Stated task » Say how many lines hold the string "view", and nothing more.

-- Begin --

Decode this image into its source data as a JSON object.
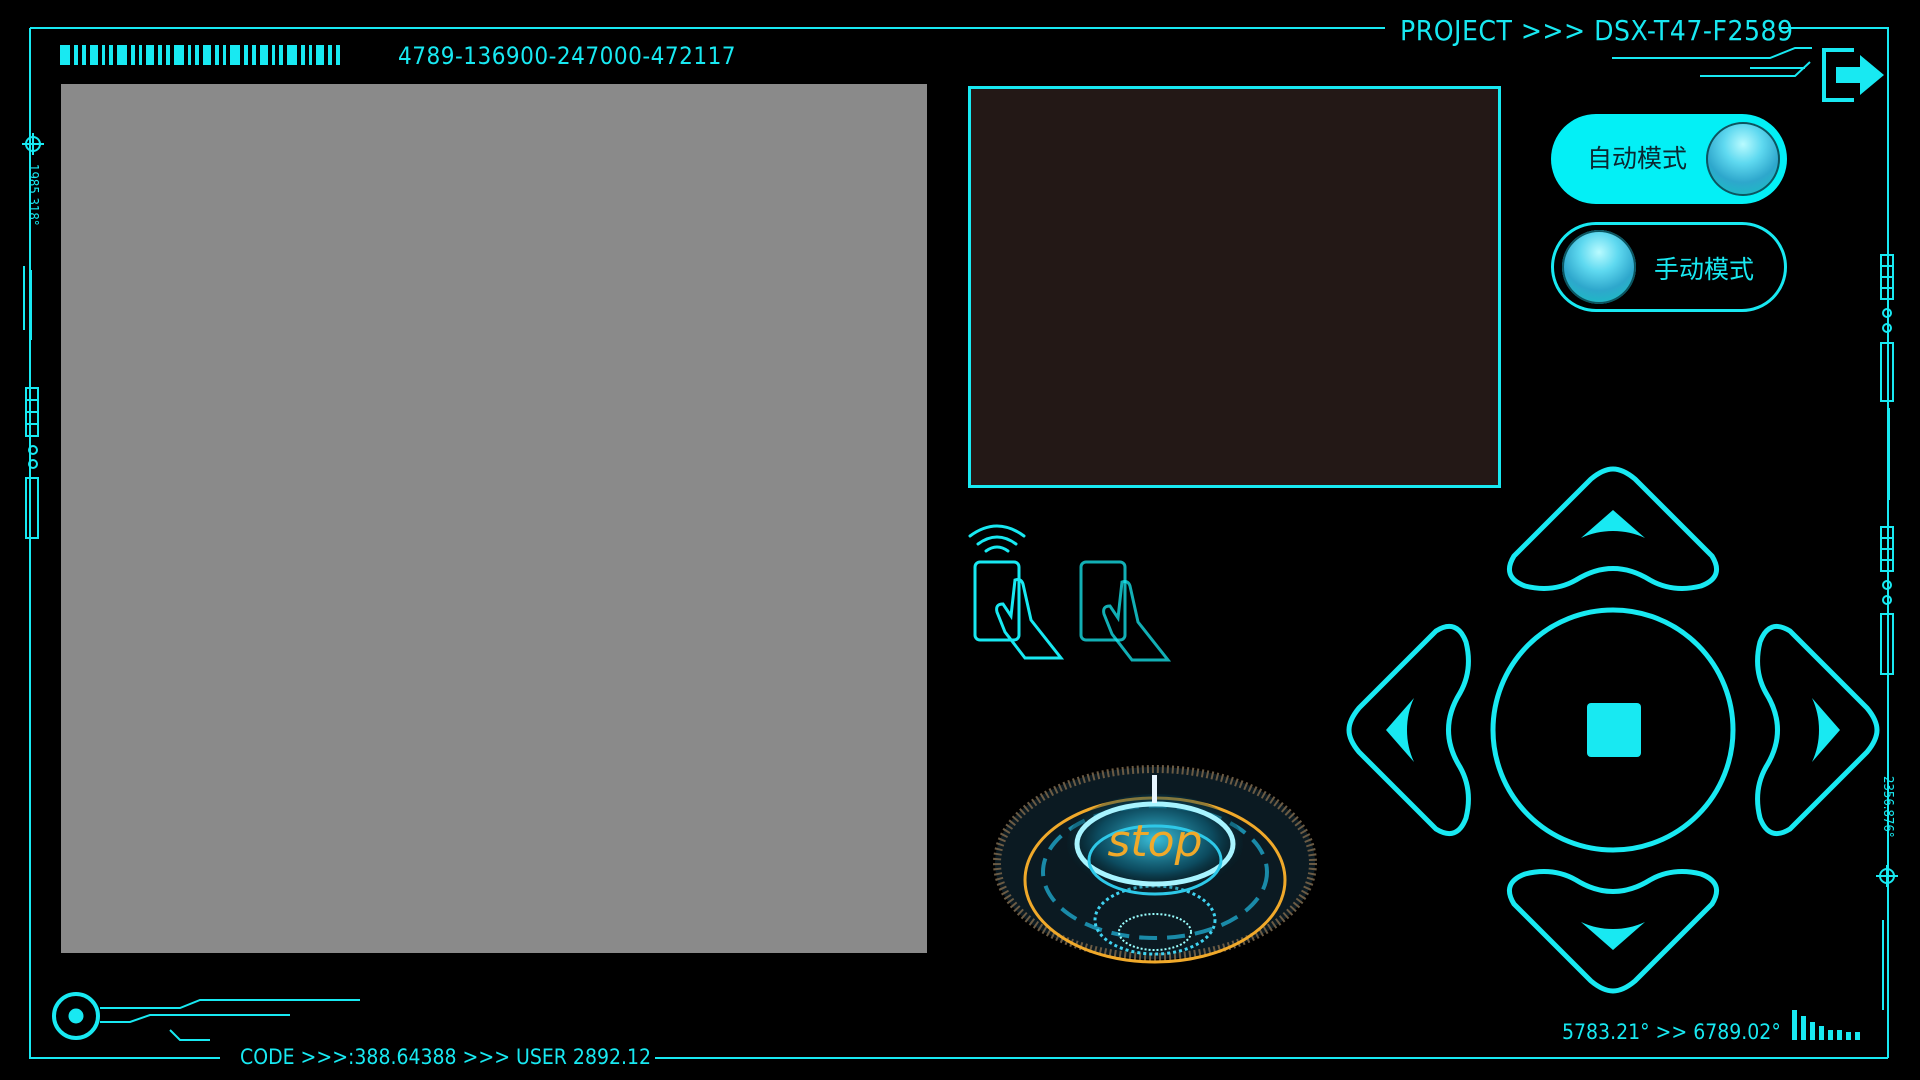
{
  "header": {
    "serial": "4789-136900-247000-472117",
    "project": "PROJECT >>> DSX-T47-F2589"
  },
  "modes": {
    "auto_label": "自动模式",
    "manual_label": "手动模式",
    "active": "auto"
  },
  "stop_button": {
    "label": "stop"
  },
  "footer": {
    "code": "CODE >>>:388.64388 >>> USER 2892.12",
    "coords": "5783.21° >> 6789.02°"
  },
  "side": {
    "left_readout": "1985.318°",
    "right_readout": "2356.876°"
  },
  "colors": {
    "accent": "#18e9f2",
    "video_bg": "#8a8a8a",
    "screen_bg": "#231816",
    "stop_ring": "#f0a92a"
  },
  "icons": {
    "exit": "exit-icon",
    "nfc": "nfc-card-icon",
    "card": "card-tap-icon",
    "dpad": "direction-pad"
  }
}
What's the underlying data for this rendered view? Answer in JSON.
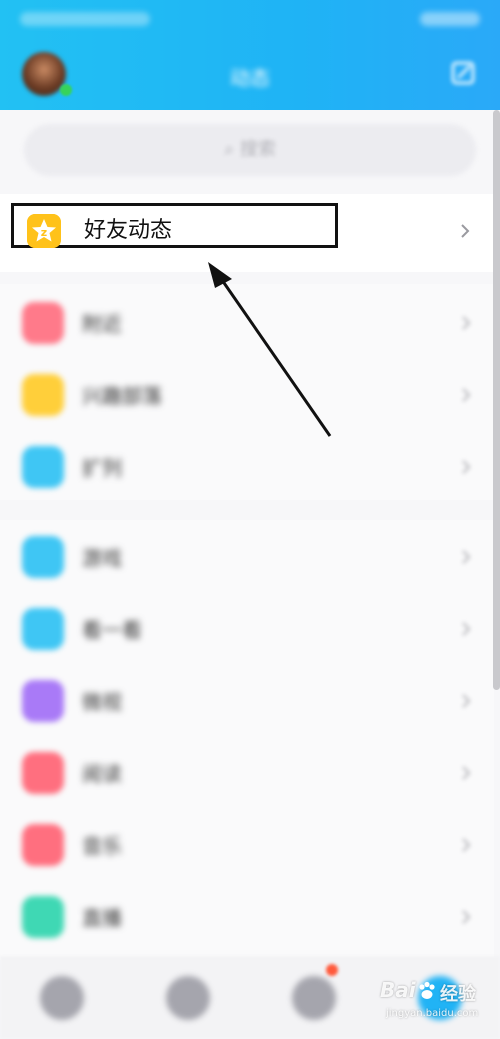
{
  "header": {
    "title": "动态",
    "avatar_icon": "user-avatar-icon",
    "edit_icon": "edit-icon",
    "accent_color": "#22c1f3"
  },
  "search": {
    "placeholder": "搜索",
    "icon": "search-icon"
  },
  "feed_entry": {
    "label": "好友动态",
    "icon": "qzone-star-icon",
    "icon_color": "#ffc21a"
  },
  "group1": {
    "items": [
      {
        "label": "附近",
        "icon": "location-icon",
        "color": "#ff7a8a"
      },
      {
        "label": "兴趣部落",
        "icon": "tribe-icon",
        "color": "#ffcf3a"
      },
      {
        "label": "扩列",
        "icon": "friends-icon",
        "color": "#3fc6f4"
      }
    ]
  },
  "group2": {
    "items": [
      {
        "label": "游戏",
        "icon": "game-icon",
        "color": "#3fc6f4"
      },
      {
        "label": "看一看",
        "icon": "view-icon",
        "color": "#3fc6f4"
      },
      {
        "label": "微视",
        "icon": "video-icon",
        "color": "#a97af7"
      },
      {
        "label": "阅读",
        "icon": "book-icon",
        "color": "#ff6f7f"
      },
      {
        "label": "音乐",
        "icon": "music-icon",
        "color": "#ff6f7f"
      },
      {
        "label": "直播",
        "icon": "live-icon",
        "color": "#3fd8b4"
      }
    ]
  },
  "tabbar": {
    "tabs": [
      {
        "name": "messages-tab-icon",
        "color": "#a5a5ad"
      },
      {
        "name": "contacts-tab-icon",
        "color": "#a5a5ad"
      },
      {
        "name": "watch-tab-icon",
        "color": "#a5a5ad"
      },
      {
        "name": "feeds-tab-icon",
        "color": "#21b3f5"
      }
    ]
  },
  "annotation": {
    "highlight_color": "#111111"
  },
  "watermark": {
    "brand": "Bai",
    "suffix": "经验",
    "url": "jingyan.baidu.com"
  }
}
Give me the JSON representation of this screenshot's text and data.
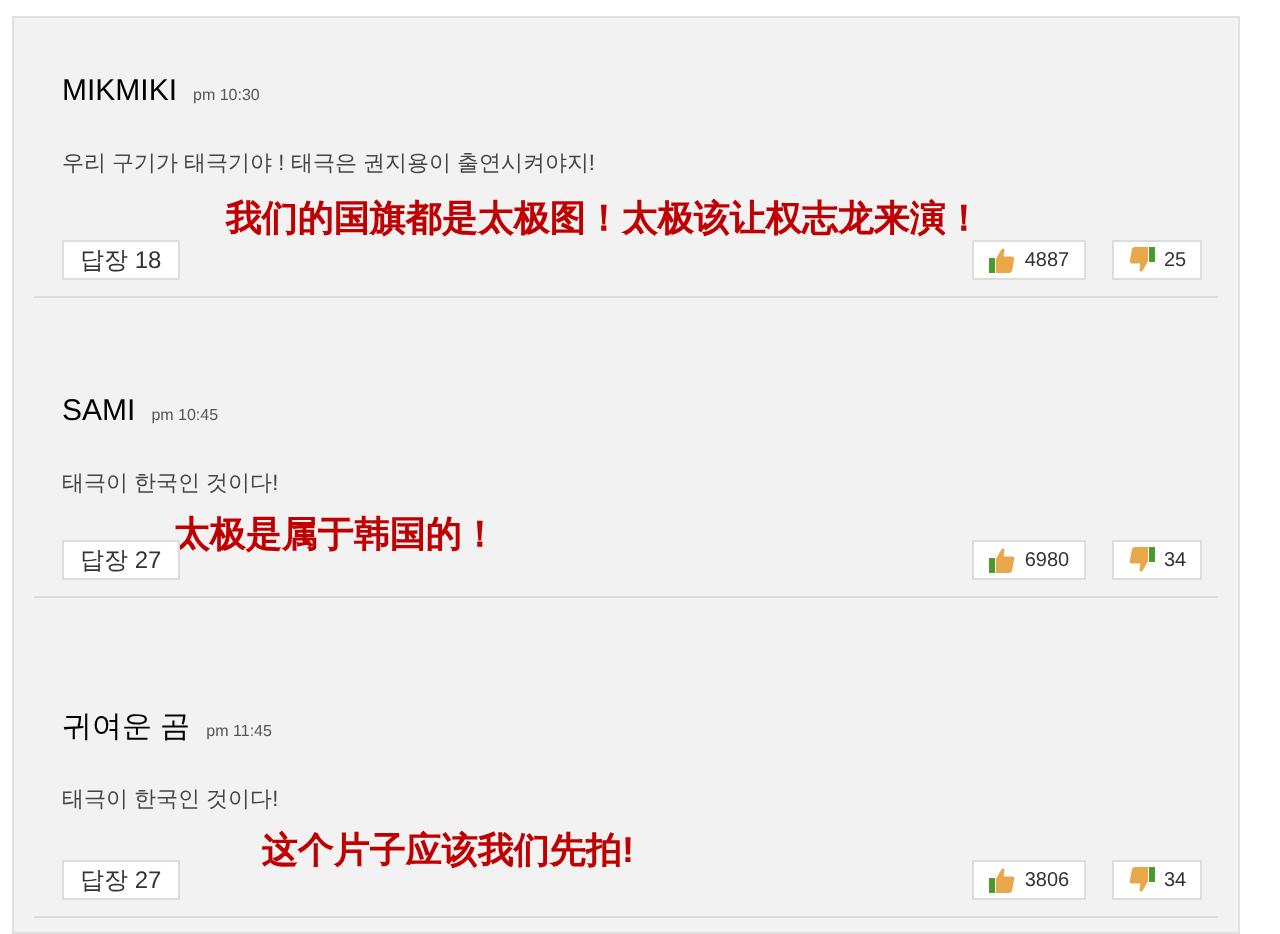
{
  "comments": [
    {
      "author": "MIKMIKI",
      "time": "pm 10:30",
      "text": "우리 구기가 태극기야 ! 태극은 권지용이 출연시켜야지!",
      "overlay": "我们的国旗都是太极图！太极该让权志龙来演！",
      "reply_button": "답장 18",
      "likes": "4887",
      "dislikes": "25"
    },
    {
      "author": "SAMI",
      "time": "pm 10:45",
      "text": "태극이 한국인 것이다!",
      "overlay": "太极是属于韩国的！",
      "reply_button": "답장 27",
      "likes": "6980",
      "dislikes": "34"
    },
    {
      "author": "귀여운 곰",
      "time": "pm 11:45",
      "text": "태극이 한국인 것이다!",
      "overlay": "这个片子应该我们先拍!",
      "reply_button": "답장 27",
      "likes": "3806",
      "dislikes": "34"
    }
  ]
}
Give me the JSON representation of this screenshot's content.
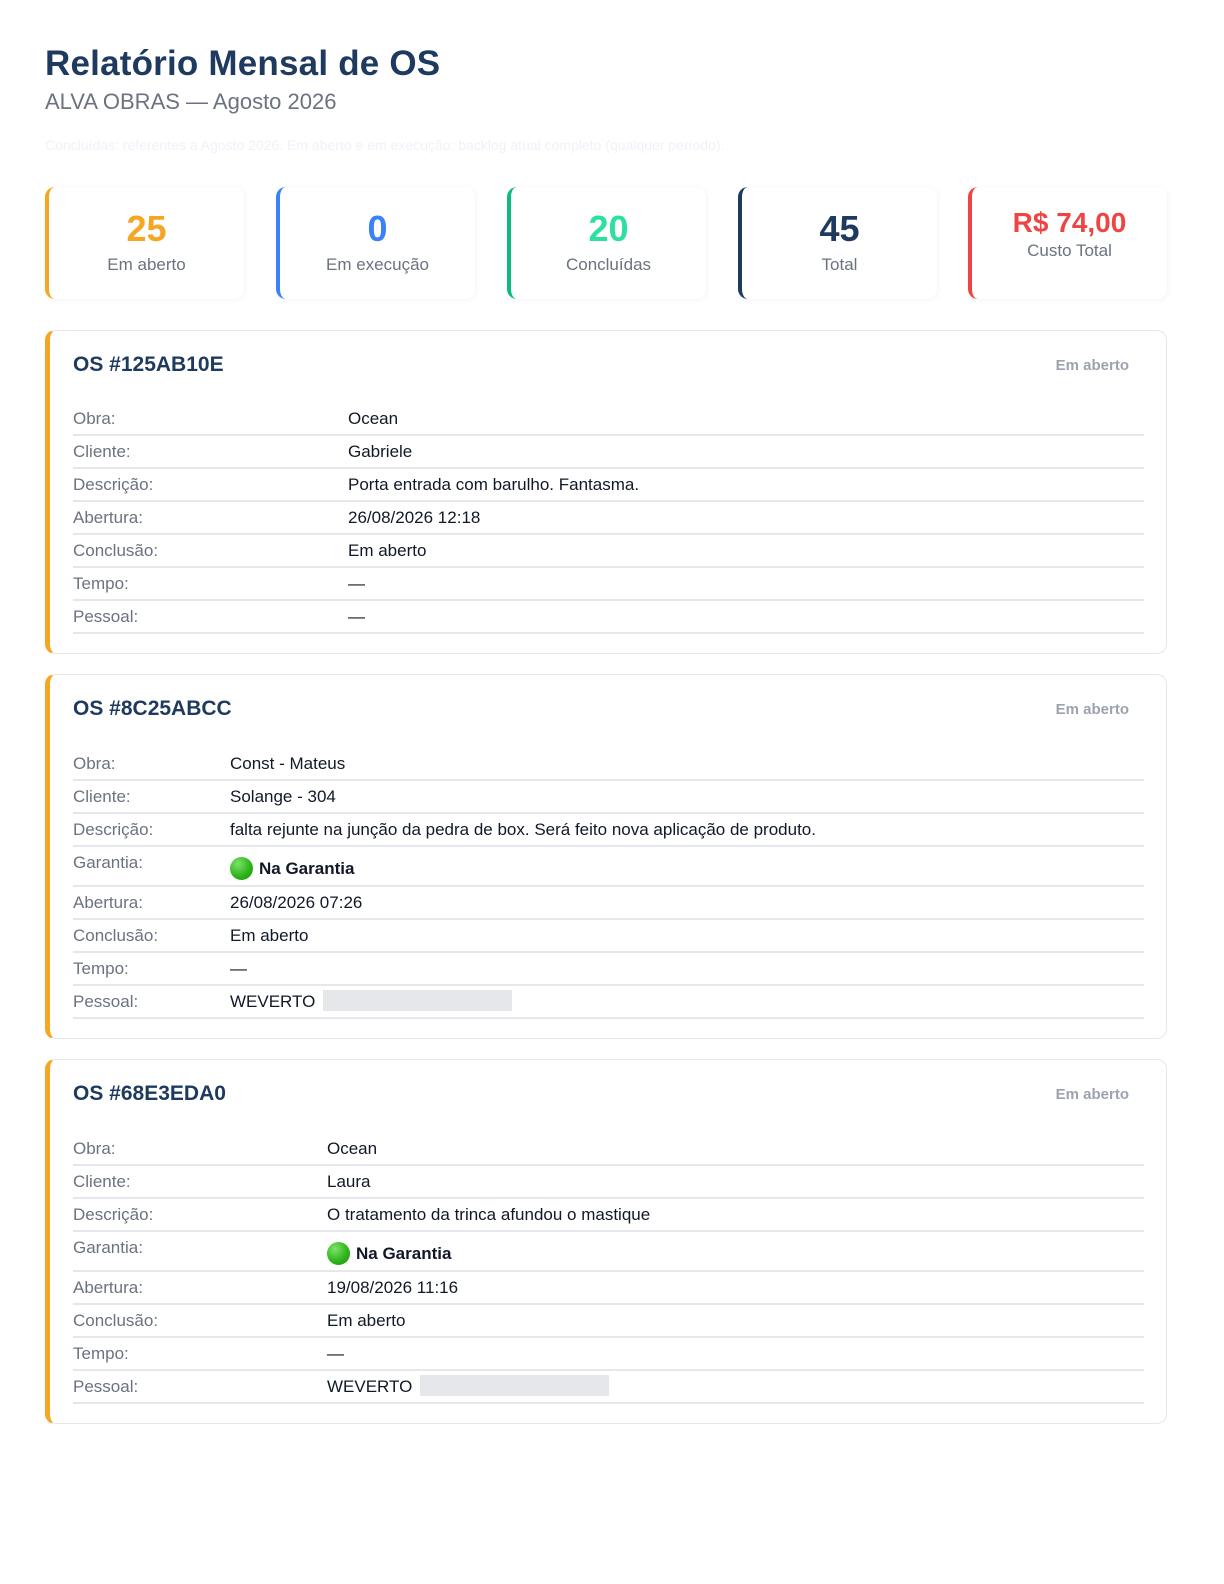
{
  "header": {
    "title": "Relatório Mensal de OS",
    "subtitle": "ALVA OBRAS — Agosto 2026",
    "note": "Concluídas: referentes a Agosto 2026. Em aberto e em execução: backlog atual completo (qualquer período)."
  },
  "stats": [
    {
      "value": "25",
      "label": "Em aberto",
      "color": "#f5a623"
    },
    {
      "value": "0",
      "label": "Em execução",
      "color": "#3b82f6"
    },
    {
      "value": "20",
      "label": "Concluídas",
      "color": "#2de0a0"
    },
    {
      "value": "45",
      "label": "Total",
      "color": "#1e3a5f"
    },
    {
      "value": "R$ 74,00",
      "label": "Custo Total",
      "color": "#ef4444"
    }
  ],
  "labels": {
    "obra": "Obra:",
    "cliente": "Cliente:",
    "descricao": "Descrição:",
    "garantia": "Garantia:",
    "abertura": "Abertura:",
    "conclusao": "Conclusão:",
    "tempo": "Tempo:",
    "pessoal": "Pessoal:"
  },
  "orders": [
    {
      "id": "OS #125AB10E",
      "status": "Em aberto",
      "obra": "Ocean",
      "cliente": "Gabriele",
      "descricao": "Porta entrada com barulho. Fantasma.",
      "abertura": "26/08/2026 12:18",
      "conclusao": "Em aberto",
      "tempo": "—",
      "pessoal": "—"
    },
    {
      "id": "OS #8C25ABCC",
      "status": "Em aberto",
      "obra": "Const - Mateus",
      "cliente": "Solange - 304",
      "descricao": "falta rejunte na junção da pedra de box. Será feito nova aplicação de produto.",
      "garantia": "Na Garantia",
      "abertura": "26/08/2026 07:26",
      "conclusao": "Em aberto",
      "tempo": "—",
      "pessoal": "WEVERTO"
    },
    {
      "id": "OS #68E3EDA0",
      "status": "Em aberto",
      "obra": "Ocean",
      "cliente": "Laura",
      "descricao": "O tratamento da trinca afundou o mastique",
      "garantia": "Na Garantia",
      "abertura": "19/08/2026 11:16",
      "conclusao": "Em aberto",
      "tempo": "—",
      "pessoal": "WEVERTO"
    }
  ]
}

-- End --

Task result » 2